**Data for this exercise:**

###

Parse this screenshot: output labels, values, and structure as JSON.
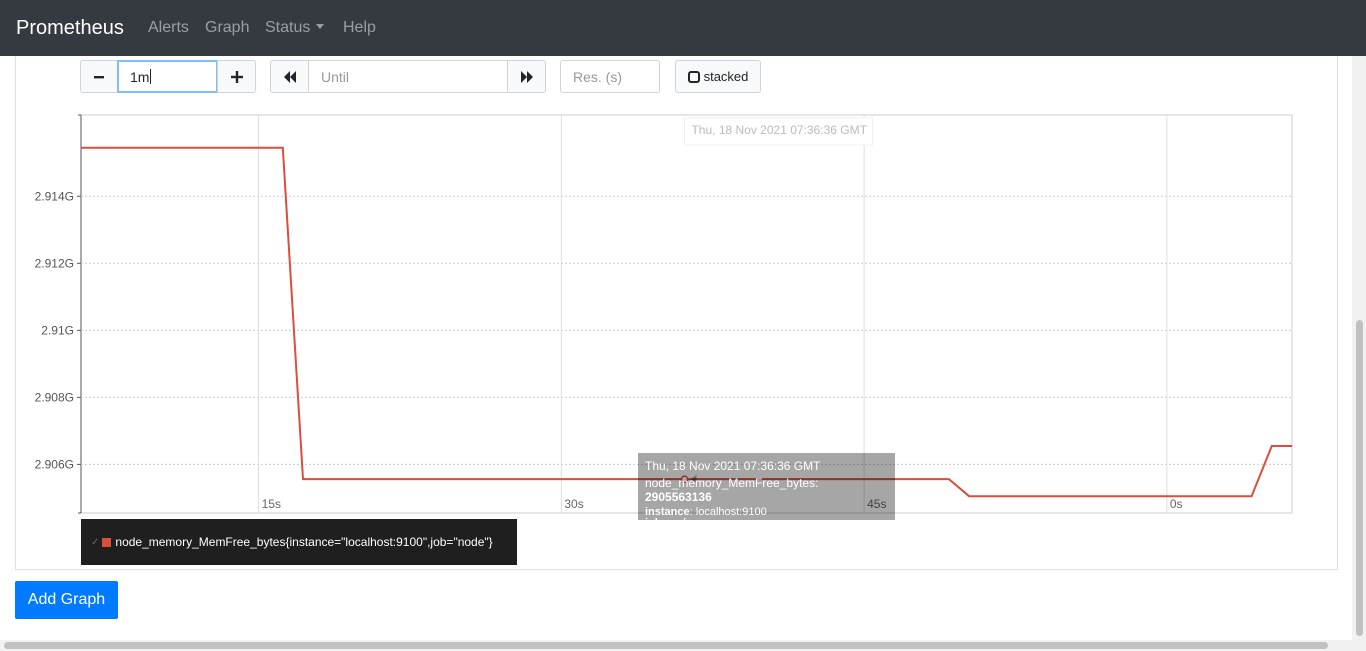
{
  "navbar": {
    "brand": "Prometheus",
    "items": [
      {
        "label": "Alerts"
      },
      {
        "label": "Graph"
      },
      {
        "label": "Status"
      },
      {
        "label": "Help"
      }
    ]
  },
  "controls": {
    "range_minus": "−",
    "range_value": "1m",
    "range_plus": "+",
    "until_placeholder": "Until",
    "res_placeholder": "Res. (s)",
    "stacked_label": "stacked"
  },
  "chart_data": {
    "type": "line",
    "x_ticks": [
      "15s",
      "30s",
      "45s",
      "0s"
    ],
    "y_ticks": [
      "2.914G",
      "2.912G",
      "2.91G",
      "2.908G",
      "2.906G"
    ],
    "x_range_seconds": [
      -53.8,
      6.2
    ],
    "ylim": [
      2904550000,
      2916425000
    ],
    "grid": true,
    "hover_label": "Thu, 18 Nov 2021 07:36:36 GMT",
    "series": [
      {
        "name": "node_memory_MemFree_bytes{instance=\"localhost:9100\",job=\"node\"}",
        "color": "#dc4e3c",
        "x": [
          -53.8,
          -43.8,
          -42.8,
          -20.8,
          -10.8,
          -9.8,
          4.2,
          5.2,
          6.2
        ],
        "y": [
          2915450000,
          2915450000,
          2905560000,
          2905560000,
          2905560000,
          2905050000,
          2905050000,
          2906550000,
          2906550000
        ]
      }
    ]
  },
  "tooltip": {
    "time": "Thu, 18 Nov 2021 07:36:36 GMT",
    "metric": "node_memory_MemFree_bytes",
    "value": "2905563136",
    "instance_label": "instance",
    "instance_value": "localhost:9100",
    "job_label": "job",
    "job_value": "node"
  },
  "legend": {
    "check": "✓",
    "series_label": "node_memory_MemFree_bytes{instance=\"localhost:9100\",job=\"node\"}"
  },
  "add_graph_label": "Add Graph"
}
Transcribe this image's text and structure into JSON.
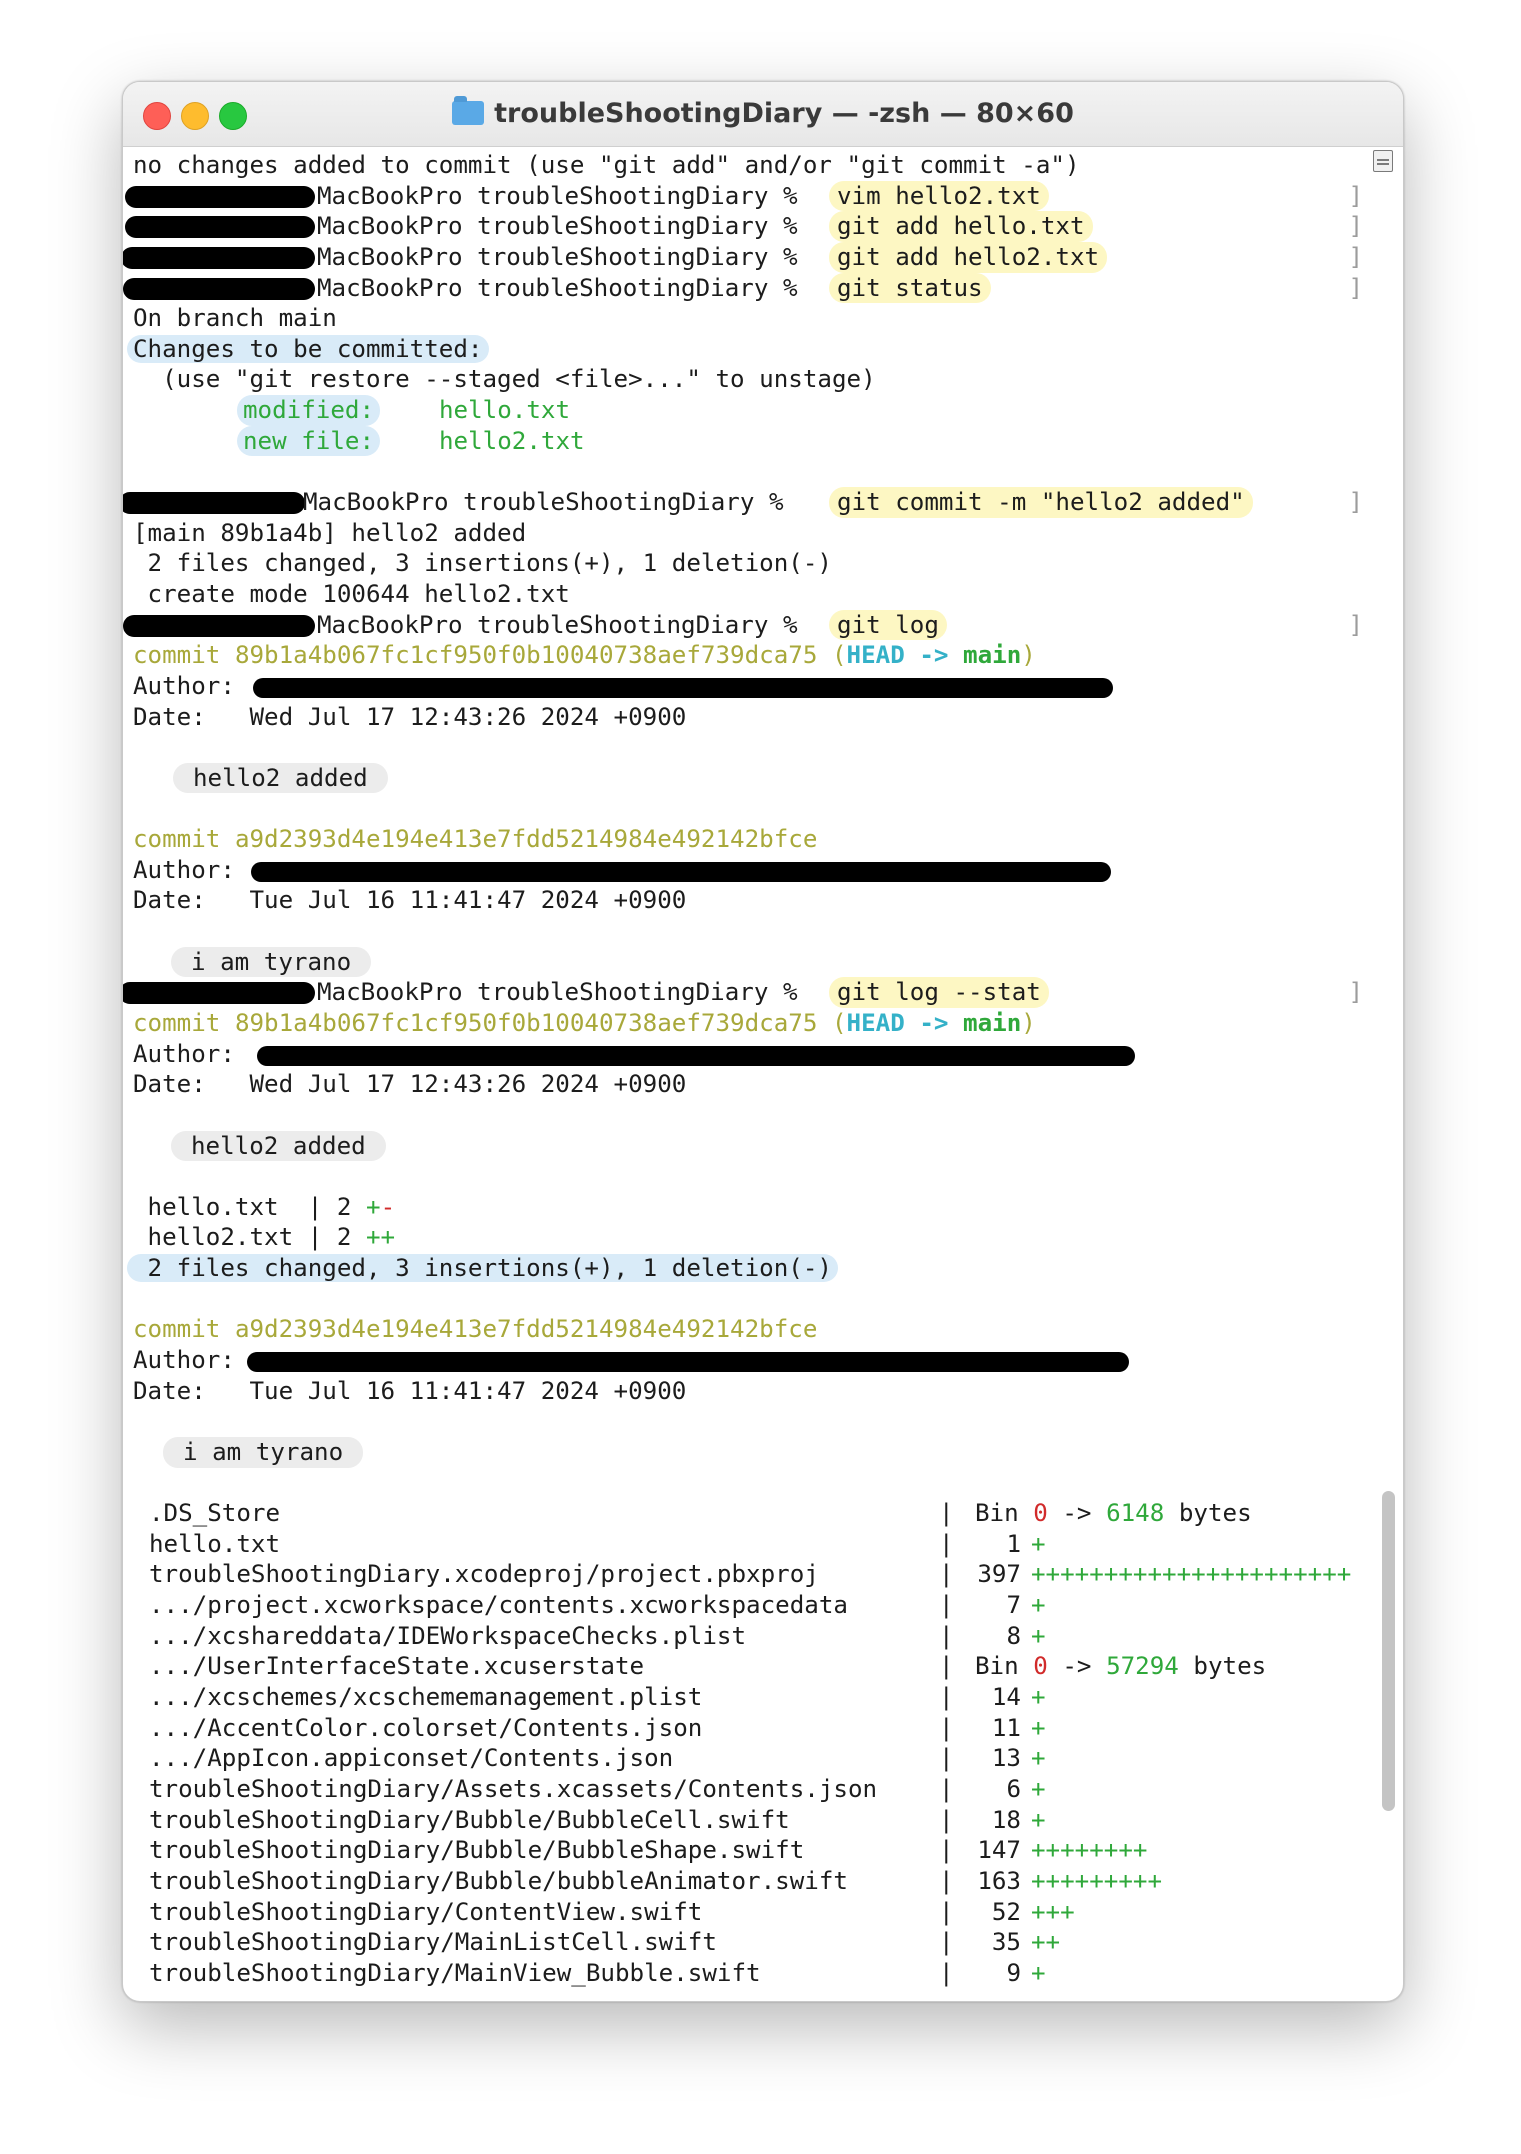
{
  "window": {
    "title": "troubleShootingDiary — -zsh — 80×60"
  },
  "prompt_suffix": "MacBookPro troubleShootingDiary % ",
  "terminal": {
    "l1": "no changes added to commit (use \"git add\" and/or \"git commit -a\")",
    "cmd_vim": "vim hello2.txt",
    "cmd_add1": "git add hello.txt",
    "cmd_add2": "git add hello2.txt",
    "cmd_status": "git status",
    "on_branch": "On branch main",
    "changes": "Changes to be committed:",
    "restore_hint": "  (use \"git restore --staged <file>...\" to unstage)",
    "modified_label": "modified:",
    "modified_file": "hello.txt",
    "newfile_label": "new file:",
    "newfile_file": "hello2.txt",
    "cmd_commit": "git commit -m \"hello2 added\"",
    "commit_out1": "[main 89b1a4b] hello2 added",
    "commit_out2": " 2 files changed, 3 insertions(+), 1 deletion(-)",
    "commit_out3": " create mode 100644 hello2.txt",
    "cmd_log": "git log",
    "commit_word": "commit ",
    "sha1": "89b1a4b067fc1cf950f0b10040738aef739dca75",
    "head_open": " (",
    "head": "HEAD -> ",
    "main": "main",
    "head_close": ")",
    "author_label": "Author:",
    "date_label": "Date:   ",
    "date1": "Wed Jul 17 12:43:26 2024 +0900",
    "msg1": "hello2 added",
    "sha2": "a9d2393d4e194e413e7fdd5214984e492142bfce",
    "date2": "Tue Jul 16 11:41:47 2024 +0900",
    "msg2": "i am tyrano",
    "cmd_logstat": "git log --stat",
    "stat1_file": " hello.txt  | 2 ",
    "stat1_plus": "+",
    "stat1_minus": "-",
    "stat2_file": " hello2.txt | 2 ",
    "stat2_plus": "++",
    "stat_summary": " 2 files changed, 3 insertions(+), 1 deletion(-)"
  },
  "stats": [
    {
      "path": ".DS_Store",
      "bin": true,
      "from": "0",
      "to": "6148",
      "unit": "bytes"
    },
    {
      "path": "hello.txt",
      "num": "1",
      "plus": "+"
    },
    {
      "path": "troubleShootingDiary.xcodeproj/project.pbxproj",
      "num": "397",
      "plus": "++++++++++++++++++++++"
    },
    {
      "path": ".../project.xcworkspace/contents.xcworkspacedata",
      "num": "7",
      "plus": "+"
    },
    {
      "path": ".../xcshareddata/IDEWorkspaceChecks.plist",
      "num": "8",
      "plus": "+"
    },
    {
      "path": ".../UserInterfaceState.xcuserstate",
      "bin": true,
      "from": "0",
      "to": "57294",
      "unit": "bytes"
    },
    {
      "path": ".../xcschemes/xcschememanagement.plist",
      "num": "14",
      "plus": "+"
    },
    {
      "path": ".../AccentColor.colorset/Contents.json",
      "num": "11",
      "plus": "+"
    },
    {
      "path": ".../AppIcon.appiconset/Contents.json",
      "num": "13",
      "plus": "+"
    },
    {
      "path": "troubleShootingDiary/Assets.xcassets/Contents.json",
      "num": "6",
      "plus": "+"
    },
    {
      "path": "troubleShootingDiary/Bubble/BubbleCell.swift",
      "num": "18",
      "plus": "+"
    },
    {
      "path": "troubleShootingDiary/Bubble/BubbleShape.swift",
      "num": "147",
      "plus": "++++++++"
    },
    {
      "path": "troubleShootingDiary/Bubble/bubbleAnimator.swift",
      "num": "163",
      "plus": "+++++++++"
    },
    {
      "path": "troubleShootingDiary/ContentView.swift",
      "num": "52",
      "plus": "+++"
    },
    {
      "path": "troubleShootingDiary/MainListCell.swift",
      "num": "35",
      "plus": "++"
    },
    {
      "path": "troubleShootingDiary/MainView_Bubble.swift",
      "num": "9",
      "plus": "+"
    }
  ],
  "stat_labels": {
    "bin": "Bin",
    "arrow": " -> "
  },
  "colors": {
    "sha": "#a8a83a",
    "head": "#34b1c8",
    "plus": "#2fa83a",
    "minus": "#d12b2b",
    "highlight_yellow": "#fdf7c3",
    "highlight_blue": "#d9ebf8"
  }
}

###

**Goal of the exercise:**
Quote in full the listing given above; the images are to be left out.

**Exercise response:**
Parse this screenshot: output labels, values, and structure as JSON.
{
  "navbar": {
    "brand": "Prometheus",
    "items": [
      {
        "label": "Alerts"
      },
      {
        "label": "Graph"
      },
      {
        "label": "Status"
      },
      {
        "label": "Help"
      }
    ]
  },
  "controls": {
    "range_minus": "−",
    "range_value": "1m",
    "range_plus": "+",
    "until_placeholder": "Until",
    "res_placeholder": "Res. (s)",
    "stacked_label": "stacked"
  },
  "chart_data": {
    "type": "line",
    "x_ticks": [
      "15s",
      "30s",
      "45s",
      "0s"
    ],
    "y_ticks": [
      "2.914G",
      "2.912G",
      "2.91G",
      "2.908G",
      "2.906G"
    ],
    "x_range_seconds": [
      -53.8,
      6.2
    ],
    "ylim": [
      2904550000,
      2916425000
    ],
    "grid": true,
    "hover_label": "Thu, 18 Nov 2021 07:36:36 GMT",
    "series": [
      {
        "name": "node_memory_MemFree_bytes{instance=\"localhost:9100\",job=\"node\"}",
        "color": "#dc4e3c",
        "x": [
          -53.8,
          -43.8,
          -42.8,
          -20.8,
          -10.8,
          -9.8,
          4.2,
          5.2,
          6.2
        ],
        "y": [
          2915450000,
          2915450000,
          2905560000,
          2905560000,
          2905560000,
          2905050000,
          2905050000,
          2906550000,
          2906550000
        ]
      }
    ]
  },
  "tooltip": {
    "time": "Thu, 18 Nov 2021 07:36:36 GMT",
    "metric": "node_memory_MemFree_bytes",
    "value": "2905563136",
    "instance_label": "instance",
    "instance_value": "localhost:9100",
    "job_label": "job",
    "job_value": "node"
  },
  "legend": {
    "check": "✓",
    "series_label": "node_memory_MemFree_bytes{instance=\"localhost:9100\",job=\"node\"}"
  },
  "add_graph_label": "Add Graph"
}
Transcribe this image's text and structure into JSON.
{
  "window": {
    "title": "troubleShootingDiary — -zsh — 80×60"
  },
  "prompt_suffix": "MacBookPro troubleShootingDiary % ",
  "terminal": {
    "l1": "no changes added to commit (use \"git add\" and/or \"git commit -a\")",
    "cmd_vim": "vim hello2.txt",
    "cmd_add1": "git add hello.txt",
    "cmd_add2": "git add hello2.txt",
    "cmd_status": "git status",
    "on_branch": "On branch main",
    "changes": "Changes to be committed:",
    "restore_hint": "  (use \"git restore --staged <file>...\" to unstage)",
    "modified_label": "modified:",
    "modified_file": "hello.txt",
    "newfile_label": "new file:",
    "newfile_file": "hello2.txt",
    "cmd_commit": "git commit -m \"hello2 added\"",
    "commit_out1": "[main 89b1a4b] hello2 added",
    "commit_out2": " 2 files changed, 3 insertions(+), 1 deletion(-)",
    "commit_out3": " create mode 100644 hello2.txt",
    "cmd_log": "git log",
    "commit_word": "commit ",
    "sha1": "89b1a4b067fc1cf950f0b10040738aef739dca75",
    "head_open": " (",
    "head": "HEAD -> ",
    "main": "main",
    "head_close": ")",
    "author_label": "Author:",
    "date_label": "Date:   ",
    "date1": "Wed Jul 17 12:43:26 2024 +0900",
    "msg1": "hello2 added",
    "sha2": "a9d2393d4e194e413e7fdd5214984e492142bfce",
    "date2": "Tue Jul 16 11:41:47 2024 +0900",
    "msg2": "i am tyrano",
    "cmd_logstat": "git log --stat",
    "stat1_file": " hello.txt  | 2 ",
    "stat1_plus": "+",
    "stat1_minus": "-",
    "stat2_file": " hello2.txt | 2 ",
    "stat2_plus": "++",
    "stat_summary": " 2 files changed, 3 insertions(+), 1 deletion(-)"
  },
  "stats": [
    {
      "path": ".DS_Store",
      "bin": true,
      "from": "0",
      "to": "6148",
      "unit": "bytes"
    },
    {
      "path": "hello.txt",
      "num": "1",
      "plus": "+"
    },
    {
      "path": "troubleShootingDiary.xcodeproj/project.pbxproj",
      "num": "397",
      "plus": "++++++++++++++++++++++"
    },
    {
      "path": ".../project.xcworkspace/contents.xcworkspacedata",
      "num": "7",
      "plus": "+"
    },
    {
      "path": ".../xcshareddata/IDEWorkspaceChecks.plist",
      "num": "8",
      "plus": "+"
    },
    {
      "path": ".../UserInterfaceState.xcuserstate",
      "bin": true,
      "from": "0",
      "to": "57294",
      "unit": "bytes"
    },
    {
      "path": ".../xcschemes/xcschememanagement.plist",
      "num": "14",
      "plus": "+"
    },
    {
      "path": ".../AccentColor.colorset/Contents.json",
      "num": "11",
      "plus": "+"
    },
    {
      "path": ".../AppIcon.appiconset/Contents.json",
      "num": "13",
      "plus": "+"
    },
    {
      "path": "troubleShootingDiary/Assets.xcassets/Contents.json",
      "num": "6",
      "plus": "+"
    },
    {
      "path": "troubleShootingDiary/Bubble/BubbleCell.swift",
      "num": "18",
      "plus": "+"
    },
    {
      "path": "troubleShootingDiary/Bubble/BubbleShape.swift",
      "num": "147",
      "plus": "++++++++"
    },
    {
      "path": "troubleShootingDiary/Bubble/bubbleAnimator.swift",
      "num": "163",
      "plus": "+++++++++"
    },
    {
      "path": "troubleShootingDiary/ContentView.swift",
      "num": "52",
      "plus": "+++"
    },
    {
      "path": "troubleShootingDiary/MainListCell.swift",
      "num": "35",
      "plus": "++"
    },
    {
      "path": "troubleShootingDiary/MainView_Bubble.swift",
      "num": "9",
      "plus": "+"
    }
  ],
  "stat_labels": {
    "bin": "Bin",
    "arrow": " -> "
  },
  "colors": {
    "sha": "#a8a83a",
    "head": "#34b1c8",
    "plus": "#2fa83a",
    "minus": "#d12b2b",
    "highlight_yellow": "#fdf7c3",
    "highlight_blue": "#d9ebf8"
  }
}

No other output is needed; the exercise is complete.